__BRIEF__. Count the lines in the records below that contain the word "nBuffer", and reply with only that number.

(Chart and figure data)
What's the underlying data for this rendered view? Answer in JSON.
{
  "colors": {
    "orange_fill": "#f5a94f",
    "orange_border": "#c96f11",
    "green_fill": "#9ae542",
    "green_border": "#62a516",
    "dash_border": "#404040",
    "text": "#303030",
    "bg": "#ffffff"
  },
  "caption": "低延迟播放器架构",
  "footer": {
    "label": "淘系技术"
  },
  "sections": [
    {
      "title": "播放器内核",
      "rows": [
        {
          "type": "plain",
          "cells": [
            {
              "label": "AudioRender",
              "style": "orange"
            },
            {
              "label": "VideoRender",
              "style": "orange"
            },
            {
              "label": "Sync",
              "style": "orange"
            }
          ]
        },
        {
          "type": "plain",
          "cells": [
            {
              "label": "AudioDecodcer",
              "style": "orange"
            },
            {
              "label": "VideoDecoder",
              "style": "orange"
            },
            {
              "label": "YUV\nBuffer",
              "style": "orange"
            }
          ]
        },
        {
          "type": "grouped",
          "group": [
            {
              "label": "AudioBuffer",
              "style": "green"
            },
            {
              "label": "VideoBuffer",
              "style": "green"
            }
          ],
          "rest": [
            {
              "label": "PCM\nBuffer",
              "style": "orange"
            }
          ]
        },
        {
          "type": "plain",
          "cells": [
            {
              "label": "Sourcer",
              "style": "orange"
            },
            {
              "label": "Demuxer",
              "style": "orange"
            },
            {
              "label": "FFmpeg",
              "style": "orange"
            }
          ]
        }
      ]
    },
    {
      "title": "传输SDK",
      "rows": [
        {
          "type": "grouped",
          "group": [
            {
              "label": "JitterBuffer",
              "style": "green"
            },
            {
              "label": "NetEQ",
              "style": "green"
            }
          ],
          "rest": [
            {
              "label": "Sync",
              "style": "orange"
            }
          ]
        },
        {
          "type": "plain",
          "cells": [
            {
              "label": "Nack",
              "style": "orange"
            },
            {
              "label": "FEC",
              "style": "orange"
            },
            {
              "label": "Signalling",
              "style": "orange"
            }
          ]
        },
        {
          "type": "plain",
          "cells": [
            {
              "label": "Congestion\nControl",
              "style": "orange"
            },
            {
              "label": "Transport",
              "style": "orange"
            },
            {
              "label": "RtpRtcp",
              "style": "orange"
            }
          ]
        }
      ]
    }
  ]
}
--
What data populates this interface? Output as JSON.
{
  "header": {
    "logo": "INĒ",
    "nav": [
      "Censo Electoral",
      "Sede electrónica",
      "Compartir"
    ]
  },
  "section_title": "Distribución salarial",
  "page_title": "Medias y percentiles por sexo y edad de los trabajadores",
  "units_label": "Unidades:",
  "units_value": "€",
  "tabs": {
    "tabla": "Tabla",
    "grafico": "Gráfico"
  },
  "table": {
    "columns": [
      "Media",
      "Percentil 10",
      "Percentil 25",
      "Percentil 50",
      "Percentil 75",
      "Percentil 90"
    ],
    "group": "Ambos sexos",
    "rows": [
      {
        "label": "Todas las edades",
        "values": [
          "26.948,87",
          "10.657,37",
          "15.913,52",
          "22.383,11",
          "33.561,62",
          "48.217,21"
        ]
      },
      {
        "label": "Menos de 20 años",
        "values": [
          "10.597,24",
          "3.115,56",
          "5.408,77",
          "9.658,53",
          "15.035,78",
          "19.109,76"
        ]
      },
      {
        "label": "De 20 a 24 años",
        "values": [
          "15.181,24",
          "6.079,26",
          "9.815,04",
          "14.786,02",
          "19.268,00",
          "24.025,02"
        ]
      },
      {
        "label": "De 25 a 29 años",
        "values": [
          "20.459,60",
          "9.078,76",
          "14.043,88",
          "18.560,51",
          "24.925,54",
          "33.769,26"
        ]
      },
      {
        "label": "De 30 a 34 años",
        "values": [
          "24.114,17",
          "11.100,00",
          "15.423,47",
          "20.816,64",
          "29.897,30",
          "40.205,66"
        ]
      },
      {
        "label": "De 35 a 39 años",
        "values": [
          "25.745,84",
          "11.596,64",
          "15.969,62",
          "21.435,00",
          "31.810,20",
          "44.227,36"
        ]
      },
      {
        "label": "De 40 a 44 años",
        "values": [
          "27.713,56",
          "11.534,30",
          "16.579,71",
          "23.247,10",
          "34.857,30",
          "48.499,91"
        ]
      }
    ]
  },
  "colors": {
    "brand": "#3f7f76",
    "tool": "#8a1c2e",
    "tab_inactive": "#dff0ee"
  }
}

__ANSWER TO THE EXERCISE__. 2